Exercise objective:
Set down the line that contains "Decode this image" and every line after it to the end of the entries, exactly as they stand and nothing more.

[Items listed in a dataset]
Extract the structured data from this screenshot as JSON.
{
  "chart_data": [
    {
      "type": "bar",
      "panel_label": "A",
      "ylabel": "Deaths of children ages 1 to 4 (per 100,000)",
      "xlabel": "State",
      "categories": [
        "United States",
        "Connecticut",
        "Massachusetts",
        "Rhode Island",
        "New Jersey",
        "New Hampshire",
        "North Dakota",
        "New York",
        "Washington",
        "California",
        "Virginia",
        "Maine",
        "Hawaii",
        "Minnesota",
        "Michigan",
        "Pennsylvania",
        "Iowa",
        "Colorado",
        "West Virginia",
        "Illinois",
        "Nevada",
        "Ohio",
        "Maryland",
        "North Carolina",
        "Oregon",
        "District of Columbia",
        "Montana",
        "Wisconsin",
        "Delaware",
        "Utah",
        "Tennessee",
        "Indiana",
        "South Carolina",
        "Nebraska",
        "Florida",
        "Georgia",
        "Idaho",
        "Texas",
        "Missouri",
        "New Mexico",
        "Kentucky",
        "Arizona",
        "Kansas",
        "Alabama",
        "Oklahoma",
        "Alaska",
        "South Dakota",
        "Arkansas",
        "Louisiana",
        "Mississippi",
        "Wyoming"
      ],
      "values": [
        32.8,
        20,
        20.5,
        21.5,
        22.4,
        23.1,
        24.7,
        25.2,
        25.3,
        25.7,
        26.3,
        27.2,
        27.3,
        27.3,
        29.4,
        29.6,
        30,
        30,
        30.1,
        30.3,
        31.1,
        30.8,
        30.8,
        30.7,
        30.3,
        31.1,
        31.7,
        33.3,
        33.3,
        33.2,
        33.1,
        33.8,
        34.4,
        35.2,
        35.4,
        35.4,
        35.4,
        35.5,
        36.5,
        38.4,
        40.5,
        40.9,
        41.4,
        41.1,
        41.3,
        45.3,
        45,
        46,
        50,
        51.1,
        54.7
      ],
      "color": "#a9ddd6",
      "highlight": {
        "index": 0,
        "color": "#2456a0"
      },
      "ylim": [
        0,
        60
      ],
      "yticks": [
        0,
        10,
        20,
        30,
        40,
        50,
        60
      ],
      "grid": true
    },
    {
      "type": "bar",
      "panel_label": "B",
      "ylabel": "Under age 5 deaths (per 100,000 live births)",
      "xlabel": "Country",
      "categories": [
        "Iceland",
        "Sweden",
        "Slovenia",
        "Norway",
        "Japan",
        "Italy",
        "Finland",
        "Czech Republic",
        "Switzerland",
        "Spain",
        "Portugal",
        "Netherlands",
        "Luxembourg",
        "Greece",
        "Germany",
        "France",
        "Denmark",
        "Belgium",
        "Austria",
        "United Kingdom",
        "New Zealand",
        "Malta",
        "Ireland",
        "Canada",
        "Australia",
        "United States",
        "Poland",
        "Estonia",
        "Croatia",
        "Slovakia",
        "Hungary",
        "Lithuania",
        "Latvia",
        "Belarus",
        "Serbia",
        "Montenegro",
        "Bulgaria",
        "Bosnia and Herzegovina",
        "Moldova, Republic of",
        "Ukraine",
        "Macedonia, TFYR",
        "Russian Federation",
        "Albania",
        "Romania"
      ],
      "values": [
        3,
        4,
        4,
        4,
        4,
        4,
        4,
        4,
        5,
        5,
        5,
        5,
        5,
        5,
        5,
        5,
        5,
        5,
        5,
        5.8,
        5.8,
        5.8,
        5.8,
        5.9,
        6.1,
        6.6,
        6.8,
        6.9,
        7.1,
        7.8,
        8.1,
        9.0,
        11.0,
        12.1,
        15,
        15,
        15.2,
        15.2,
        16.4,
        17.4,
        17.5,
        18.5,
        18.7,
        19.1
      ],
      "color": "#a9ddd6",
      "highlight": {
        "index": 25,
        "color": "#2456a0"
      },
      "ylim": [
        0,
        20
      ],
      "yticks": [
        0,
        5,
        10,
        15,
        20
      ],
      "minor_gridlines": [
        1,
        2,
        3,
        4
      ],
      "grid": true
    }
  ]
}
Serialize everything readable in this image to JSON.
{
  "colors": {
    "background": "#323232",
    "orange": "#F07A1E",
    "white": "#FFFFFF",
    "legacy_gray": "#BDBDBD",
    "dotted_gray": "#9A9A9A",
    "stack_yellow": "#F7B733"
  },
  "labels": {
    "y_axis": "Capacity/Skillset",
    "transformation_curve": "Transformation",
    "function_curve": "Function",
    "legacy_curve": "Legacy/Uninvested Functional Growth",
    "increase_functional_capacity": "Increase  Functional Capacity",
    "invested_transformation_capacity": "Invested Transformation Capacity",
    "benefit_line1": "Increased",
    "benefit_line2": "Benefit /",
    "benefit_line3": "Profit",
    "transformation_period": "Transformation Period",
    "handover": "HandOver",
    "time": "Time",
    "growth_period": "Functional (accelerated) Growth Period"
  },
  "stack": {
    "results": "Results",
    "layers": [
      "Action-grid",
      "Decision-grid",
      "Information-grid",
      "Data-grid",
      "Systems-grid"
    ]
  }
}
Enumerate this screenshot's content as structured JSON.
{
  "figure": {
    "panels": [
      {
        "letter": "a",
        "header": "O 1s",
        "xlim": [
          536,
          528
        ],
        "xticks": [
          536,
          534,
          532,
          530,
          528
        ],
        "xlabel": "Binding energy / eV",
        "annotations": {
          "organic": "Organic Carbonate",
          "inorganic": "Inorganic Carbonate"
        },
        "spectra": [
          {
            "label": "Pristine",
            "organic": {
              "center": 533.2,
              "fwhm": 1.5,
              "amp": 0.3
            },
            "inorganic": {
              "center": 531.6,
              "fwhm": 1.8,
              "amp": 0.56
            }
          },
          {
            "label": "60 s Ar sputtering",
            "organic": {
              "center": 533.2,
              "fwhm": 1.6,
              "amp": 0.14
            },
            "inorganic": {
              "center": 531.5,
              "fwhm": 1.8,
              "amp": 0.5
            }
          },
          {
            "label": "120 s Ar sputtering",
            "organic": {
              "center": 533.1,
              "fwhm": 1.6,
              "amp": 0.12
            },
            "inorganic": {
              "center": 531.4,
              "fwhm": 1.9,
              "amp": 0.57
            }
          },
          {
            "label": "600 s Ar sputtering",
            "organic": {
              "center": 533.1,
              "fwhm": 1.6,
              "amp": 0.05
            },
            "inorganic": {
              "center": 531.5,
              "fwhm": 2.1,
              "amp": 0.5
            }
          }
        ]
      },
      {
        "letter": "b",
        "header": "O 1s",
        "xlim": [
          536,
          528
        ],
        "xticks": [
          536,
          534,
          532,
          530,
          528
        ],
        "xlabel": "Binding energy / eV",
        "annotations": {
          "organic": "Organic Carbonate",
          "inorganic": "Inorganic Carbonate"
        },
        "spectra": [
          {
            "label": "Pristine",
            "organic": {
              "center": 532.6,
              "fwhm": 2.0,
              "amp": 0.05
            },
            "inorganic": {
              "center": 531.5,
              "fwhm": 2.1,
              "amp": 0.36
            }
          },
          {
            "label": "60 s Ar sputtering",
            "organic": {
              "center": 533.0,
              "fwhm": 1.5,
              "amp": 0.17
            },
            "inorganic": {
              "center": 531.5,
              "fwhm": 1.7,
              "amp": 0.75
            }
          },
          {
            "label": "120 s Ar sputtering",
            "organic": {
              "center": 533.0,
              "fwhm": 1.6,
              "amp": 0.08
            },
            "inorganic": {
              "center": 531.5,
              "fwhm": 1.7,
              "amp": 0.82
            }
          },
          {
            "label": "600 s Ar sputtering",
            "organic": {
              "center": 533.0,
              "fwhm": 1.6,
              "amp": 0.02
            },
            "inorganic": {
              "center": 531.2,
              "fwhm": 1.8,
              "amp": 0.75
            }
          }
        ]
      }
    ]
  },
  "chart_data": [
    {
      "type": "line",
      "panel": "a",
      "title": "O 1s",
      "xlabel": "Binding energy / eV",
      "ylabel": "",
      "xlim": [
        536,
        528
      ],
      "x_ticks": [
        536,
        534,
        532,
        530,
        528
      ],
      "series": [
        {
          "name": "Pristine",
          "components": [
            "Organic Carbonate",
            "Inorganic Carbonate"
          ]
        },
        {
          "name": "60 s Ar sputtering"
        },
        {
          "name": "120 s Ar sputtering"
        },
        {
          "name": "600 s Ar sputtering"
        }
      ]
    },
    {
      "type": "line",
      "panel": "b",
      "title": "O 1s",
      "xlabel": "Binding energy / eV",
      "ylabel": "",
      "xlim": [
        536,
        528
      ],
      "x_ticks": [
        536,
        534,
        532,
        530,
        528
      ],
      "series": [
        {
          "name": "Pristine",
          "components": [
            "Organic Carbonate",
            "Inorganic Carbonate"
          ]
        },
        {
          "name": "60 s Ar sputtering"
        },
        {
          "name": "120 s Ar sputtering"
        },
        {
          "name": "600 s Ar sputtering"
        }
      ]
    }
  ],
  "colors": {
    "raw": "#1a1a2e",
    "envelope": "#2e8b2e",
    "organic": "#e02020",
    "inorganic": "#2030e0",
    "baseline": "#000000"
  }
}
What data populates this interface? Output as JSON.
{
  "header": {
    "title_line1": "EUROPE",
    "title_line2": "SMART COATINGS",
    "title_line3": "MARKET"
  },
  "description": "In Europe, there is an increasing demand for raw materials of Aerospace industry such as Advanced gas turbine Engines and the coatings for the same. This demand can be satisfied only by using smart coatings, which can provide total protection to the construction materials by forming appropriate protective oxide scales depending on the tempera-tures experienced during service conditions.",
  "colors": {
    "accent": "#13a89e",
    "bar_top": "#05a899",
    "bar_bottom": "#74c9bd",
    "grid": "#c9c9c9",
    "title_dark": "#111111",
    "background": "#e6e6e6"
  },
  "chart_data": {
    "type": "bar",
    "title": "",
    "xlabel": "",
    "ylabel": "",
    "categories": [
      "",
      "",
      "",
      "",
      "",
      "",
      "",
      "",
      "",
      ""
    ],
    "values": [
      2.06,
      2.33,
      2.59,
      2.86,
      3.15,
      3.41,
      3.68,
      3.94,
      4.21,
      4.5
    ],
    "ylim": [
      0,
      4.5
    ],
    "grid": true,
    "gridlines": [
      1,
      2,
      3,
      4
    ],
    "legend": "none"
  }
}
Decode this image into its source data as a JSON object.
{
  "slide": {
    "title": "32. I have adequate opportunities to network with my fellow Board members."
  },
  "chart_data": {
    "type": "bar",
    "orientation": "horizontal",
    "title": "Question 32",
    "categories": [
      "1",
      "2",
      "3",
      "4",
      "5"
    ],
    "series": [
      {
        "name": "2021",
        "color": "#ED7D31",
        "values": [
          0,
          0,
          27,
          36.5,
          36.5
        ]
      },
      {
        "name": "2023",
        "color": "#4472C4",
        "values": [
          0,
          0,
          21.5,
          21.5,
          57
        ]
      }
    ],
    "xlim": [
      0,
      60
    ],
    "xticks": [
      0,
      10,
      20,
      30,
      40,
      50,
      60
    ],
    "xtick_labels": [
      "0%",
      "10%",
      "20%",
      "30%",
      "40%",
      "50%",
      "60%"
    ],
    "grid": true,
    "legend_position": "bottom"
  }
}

Task solution:
Decode this image into its source data as a JSON object.
{
  "slide": {
    "title": "32. I have adequate opportunities to network with my fellow Board members."
  },
  "chart_data": {
    "type": "bar",
    "orientation": "horizontal",
    "title": "Question 32",
    "categories": [
      "1",
      "2",
      "3",
      "4",
      "5"
    ],
    "series": [
      {
        "name": "2021",
        "color": "#ED7D31",
        "values": [
          0,
          0,
          27,
          36.5,
          36.5
        ]
      },
      {
        "name": "2023",
        "color": "#4472C4",
        "values": [
          0,
          0,
          21.5,
          21.5,
          57
        ]
      }
    ],
    "xlim": [
      0,
      60
    ],
    "xticks": [
      0,
      10,
      20,
      30,
      40,
      50,
      60
    ],
    "xtick_labels": [
      "0%",
      "10%",
      "20%",
      "30%",
      "40%",
      "50%",
      "60%"
    ],
    "grid": true,
    "legend_position": "bottom"
  }
}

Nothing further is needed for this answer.